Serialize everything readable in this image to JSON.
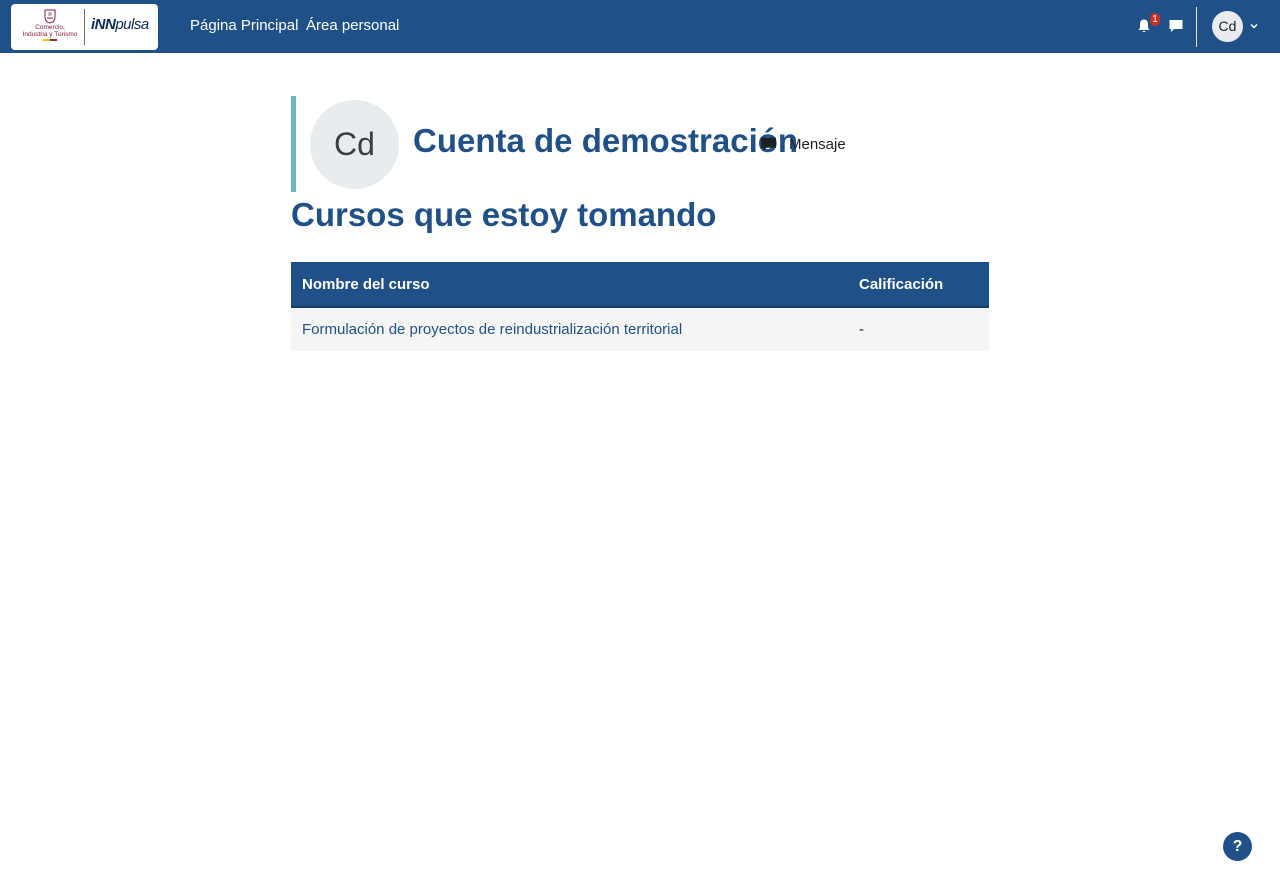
{
  "colors": {
    "brand": "#1f5188",
    "accent": "#6fb9b9",
    "badge": "#ca3120"
  },
  "navbar": {
    "logo": {
      "left_text_1": "Comercio,",
      "left_text_2": "Industria y Turismo",
      "right_text_inn": "iNN",
      "right_text_pulsa": "pulsa"
    },
    "links": [
      {
        "label": "Página Principal"
      },
      {
        "label": "Área personal"
      }
    ],
    "notifications": {
      "icon": "bell-icon",
      "count": "1"
    },
    "messages": {
      "icon": "chat-icon"
    },
    "user": {
      "initials": "Cd"
    }
  },
  "profile": {
    "initials": "Cd",
    "name": "Cuenta de demostración",
    "message_button": {
      "icon": "chat-icon",
      "label": "Mensaje"
    }
  },
  "courses": {
    "title": "Cursos que estoy tomando",
    "columns": [
      "Nombre del curso",
      "Calificación"
    ],
    "rows": [
      {
        "name": "Formulación de proyectos de reindustrialización territorial",
        "grade": "-"
      }
    ]
  },
  "help": {
    "label": "?"
  }
}
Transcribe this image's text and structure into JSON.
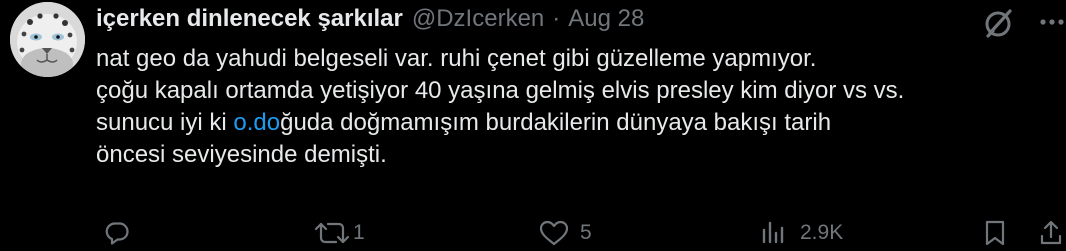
{
  "author": {
    "display_name": "içerken dinlenecek şarkılar",
    "handle": "@DzIcerken",
    "separator": "·",
    "date": "Aug 28"
  },
  "tweet": {
    "line1": "nat geo da yahudi belgeseli var. ruhi çenet gibi güzelleme yapmıyor.",
    "line2": "çoğu kapalı ortamda yetişiyor 40 yaşına gelmiş elvis presley kim diyor vs vs.",
    "line3_before": "sunucu iyi ki ",
    "line3_mention": "o.do",
    "line3_after": "ğuda doğmamışım burdakilerin dünyaya bakışı tarih",
    "line4": "öncesi seviyesinde demişti."
  },
  "actions": {
    "reply_count": "",
    "retweet_count": "1",
    "like_count": "5",
    "views_count": "2.9K"
  },
  "icons": {
    "avatar": "snow-leopard-avatar",
    "grok": "grok-icon",
    "more": "more-icon",
    "reply": "reply-icon",
    "retweet": "retweet-icon",
    "like": "heart-icon",
    "views": "views-icon",
    "bookmark": "bookmark-icon",
    "share": "share-icon"
  },
  "colors": {
    "background": "#000000",
    "text": "#e7e9ea",
    "secondary": "#71767b",
    "link": "#1d9bf0"
  }
}
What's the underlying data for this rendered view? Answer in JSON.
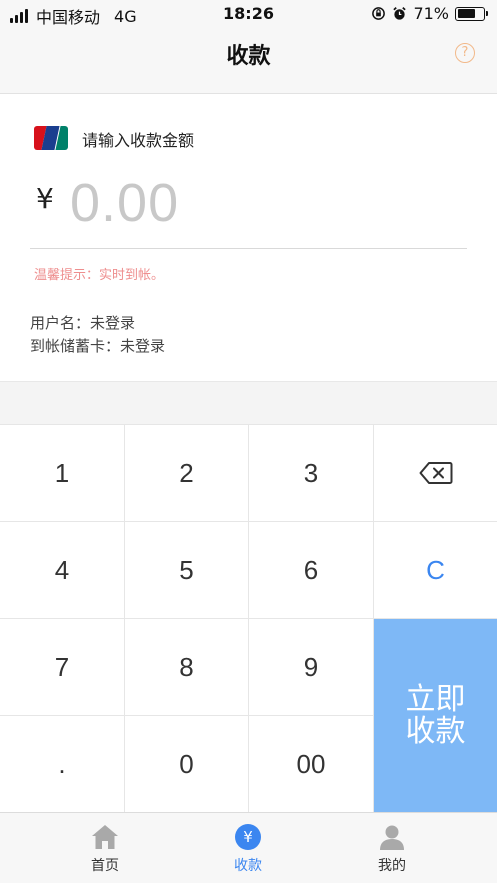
{
  "status_bar": {
    "carrier": "中国移动",
    "network": "4G",
    "time": "18:26",
    "battery": "71%",
    "battery_level": 0.71
  },
  "nav": {
    "title": "收款",
    "help_glyph": "?"
  },
  "payment": {
    "amount_label": "请输入收款金额",
    "currency_symbol": "¥",
    "amount_placeholder": "0.00",
    "tip": "温馨提示：实时到帐。",
    "username_line": "用户名：未登录",
    "card_line": "到帐储蓄卡：未登录"
  },
  "keypad": {
    "k1": "1",
    "k2": "2",
    "k3": "3",
    "k4": "4",
    "k5": "5",
    "k6": "6",
    "k7": "7",
    "k8": "8",
    "k9": "9",
    "kdot": ".",
    "k0": "0",
    "k00": "00",
    "clear": "C",
    "submit_line1": "立即",
    "submit_line2": "收款"
  },
  "tabs": [
    {
      "label": "首页",
      "icon": "home-icon"
    },
    {
      "label": "收款",
      "icon": "yen-icon",
      "glyph": "¥"
    },
    {
      "label": "我的",
      "icon": "person-icon"
    }
  ],
  "colors": {
    "accent": "#3b86f0",
    "submit_bg": "#7eb8f6",
    "tip": "#ee8e8e",
    "help": "#f2b98a"
  }
}
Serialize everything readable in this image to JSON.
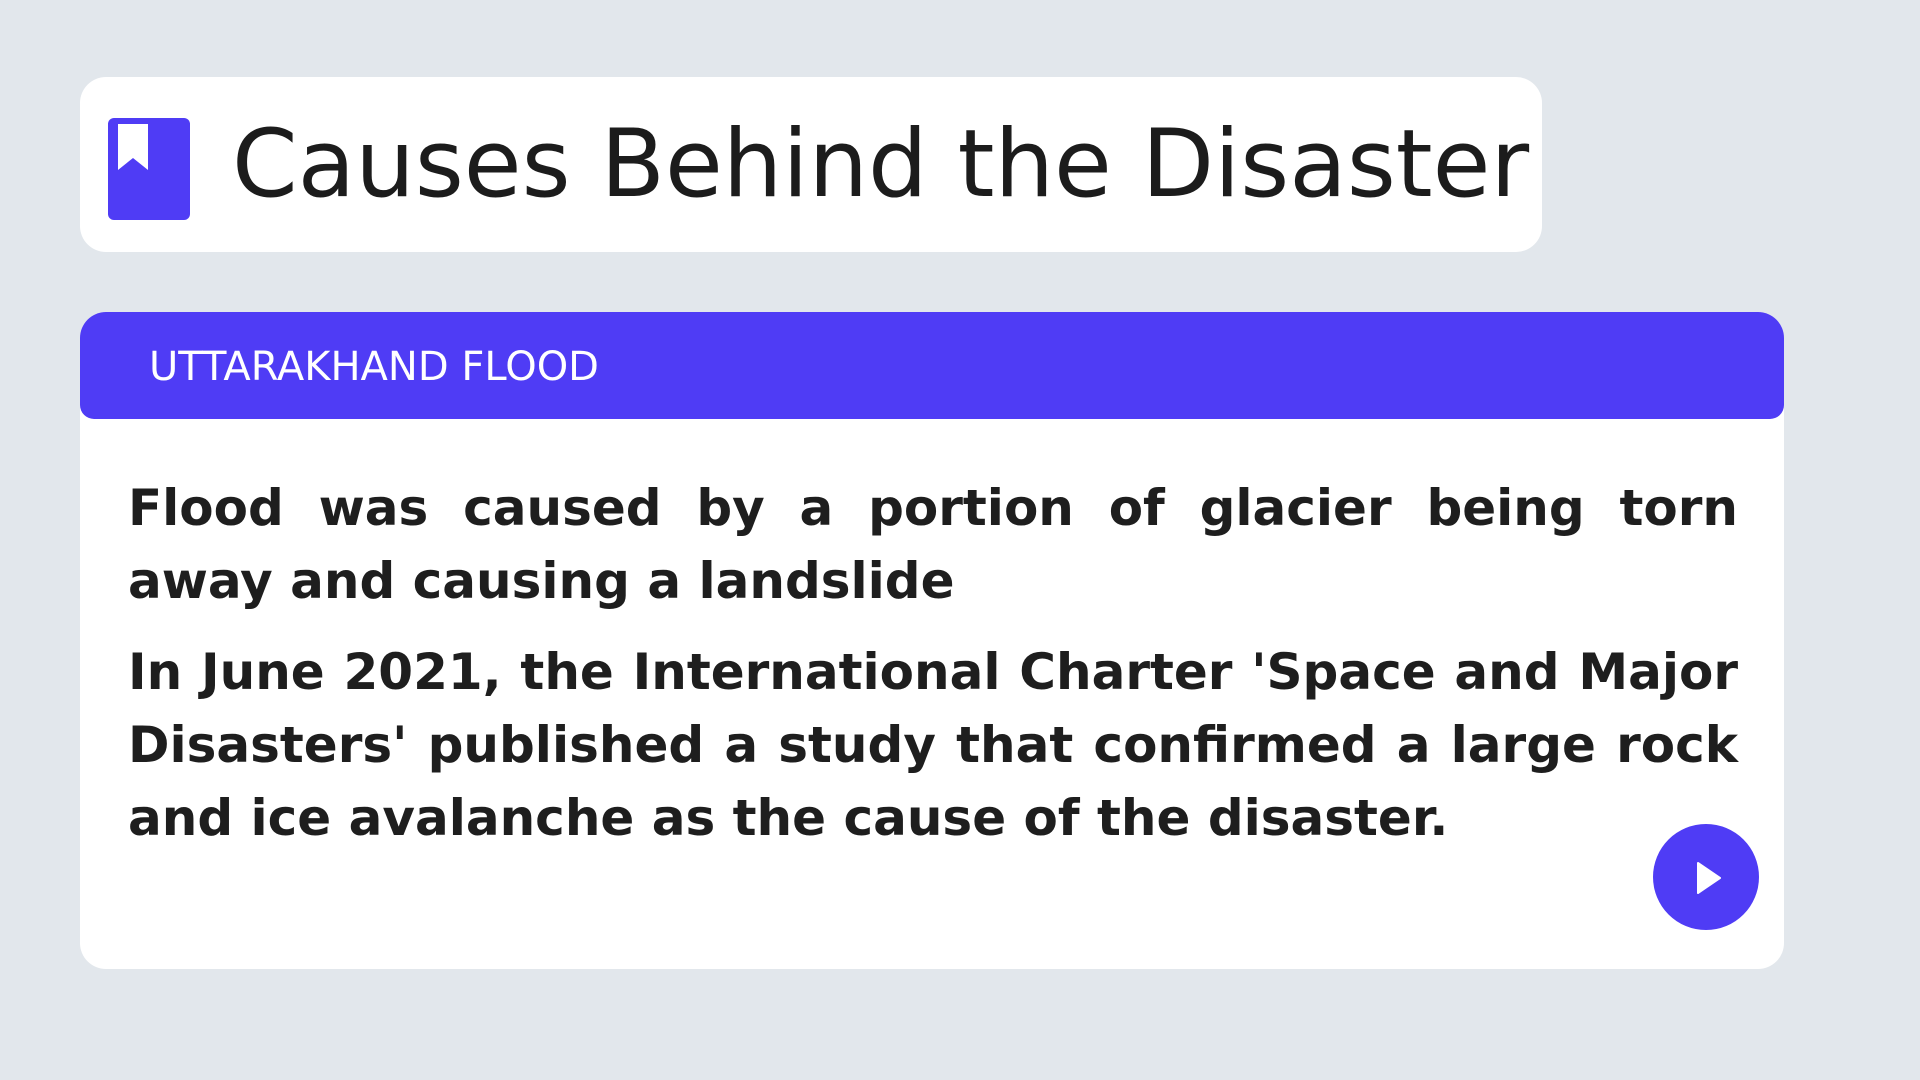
{
  "header": {
    "title": "Causes Behind the Disaster",
    "icon": "bookmark-icon"
  },
  "section": {
    "label": "UTTARAKHAND FLOOD",
    "paragraphs": [
      "Flood was caused by a portion of glacier being torn away and causing a landslide",
      "In June 2021, the International Charter 'Space and Major Disasters' published a study that confirmed a large rock and ice avalanche as the cause of the disaster."
    ]
  },
  "controls": {
    "play_icon": "play-icon"
  },
  "colors": {
    "accent": "#4f3cf5",
    "background": "#e2e7ec",
    "card": "#ffffff",
    "text": "#1e1e1e"
  }
}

PROBLEM DESCRIPTION » Repeat the records above exactly, leaving out the pictures.

RESPONSE TO THIS TASK »
Serialize everything readable in this image to JSON.
{
  "colors": {
    "brand": "#1f5188",
    "accent": "#6fb9b9",
    "badge": "#ca3120"
  },
  "navbar": {
    "logo": {
      "left_text_1": "Comercio,",
      "left_text_2": "Industria y Turismo",
      "right_text_inn": "iNN",
      "right_text_pulsa": "pulsa"
    },
    "links": [
      {
        "label": "Página Principal"
      },
      {
        "label": "Área personal"
      }
    ],
    "notifications": {
      "icon": "bell-icon",
      "count": "1"
    },
    "messages": {
      "icon": "chat-icon"
    },
    "user": {
      "initials": "Cd"
    }
  },
  "profile": {
    "initials": "Cd",
    "name": "Cuenta de demostración",
    "message_button": {
      "icon": "chat-icon",
      "label": "Mensaje"
    }
  },
  "courses": {
    "title": "Cursos que estoy tomando",
    "columns": [
      "Nombre del curso",
      "Calificación"
    ],
    "rows": [
      {
        "name": "Formulación de proyectos de reindustrialización territorial",
        "grade": "-"
      }
    ]
  },
  "help": {
    "label": "?"
  }
}
Transcribe this image's text and structure into JSON.
{
  "author": {
    "display_name": "içerken dinlenecek şarkılar",
    "handle": "@DzIcerken",
    "separator": "·",
    "date": "Aug 28"
  },
  "tweet": {
    "line1": "nat geo da yahudi belgeseli var. ruhi çenet gibi güzelleme yapmıyor.",
    "line2": "çoğu kapalı ortamda yetişiyor 40 yaşına gelmiş elvis presley kim diyor vs vs.",
    "line3_before": "sunucu iyi ki ",
    "line3_mention": "o.do",
    "line3_after": "ğuda doğmamışım burdakilerin dünyaya bakışı tarih",
    "line4": "öncesi seviyesinde demişti."
  },
  "actions": {
    "reply_count": "",
    "retweet_count": "1",
    "like_count": "5",
    "views_count": "2.9K"
  },
  "icons": {
    "avatar": "snow-leopard-avatar",
    "grok": "grok-icon",
    "more": "more-icon",
    "reply": "reply-icon",
    "retweet": "retweet-icon",
    "like": "heart-icon",
    "views": "views-icon",
    "bookmark": "bookmark-icon",
    "share": "share-icon"
  },
  "colors": {
    "background": "#000000",
    "text": "#e7e9ea",
    "secondary": "#71767b",
    "link": "#1d9bf0"
  }
}
What's the underlying data for this rendered view? Answer in JSON.
{
  "status_bar": {
    "carrier": "中国移动",
    "network": "4G",
    "time": "18:26",
    "battery": "71%",
    "battery_level": 0.71
  },
  "nav": {
    "title": "收款",
    "help_glyph": "?"
  },
  "payment": {
    "amount_label": "请输入收款金额",
    "currency_symbol": "¥",
    "amount_placeholder": "0.00",
    "tip": "温馨提示：实时到帐。",
    "username_line": "用户名：未登录",
    "card_line": "到帐储蓄卡：未登录"
  },
  "keypad": {
    "k1": "1",
    "k2": "2",
    "k3": "3",
    "k4": "4",
    "k5": "5",
    "k6": "6",
    "k7": "7",
    "k8": "8",
    "k9": "9",
    "kdot": ".",
    "k0": "0",
    "k00": "00",
    "clear": "C",
    "submit_line1": "立即",
    "submit_line2": "收款"
  },
  "tabs": [
    {
      "label": "首页",
      "icon": "home-icon"
    },
    {
      "label": "收款",
      "icon": "yen-icon",
      "glyph": "¥"
    },
    {
      "label": "我的",
      "icon": "person-icon"
    }
  ],
  "colors": {
    "accent": "#3b86f0",
    "submit_bg": "#7eb8f6",
    "tip": "#ee8e8e",
    "help": "#f2b98a"
  }
}
Serialize everything readable in this image to JSON.
{
  "header": {
    "title": "Causes Behind the Disaster",
    "icon": "bookmark-icon"
  },
  "section": {
    "label": "UTTARAKHAND FLOOD",
    "paragraphs": [
      "Flood was caused by a portion of glacier being torn away and causing a landslide",
      "In June 2021, the International Charter 'Space and Major Disasters' published a study that confirmed a large rock and ice avalanche as the cause of the disaster."
    ]
  },
  "controls": {
    "play_icon": "play-icon"
  },
  "colors": {
    "accent": "#4f3cf5",
    "background": "#e2e7ec",
    "card": "#ffffff",
    "text": "#1e1e1e"
  }
}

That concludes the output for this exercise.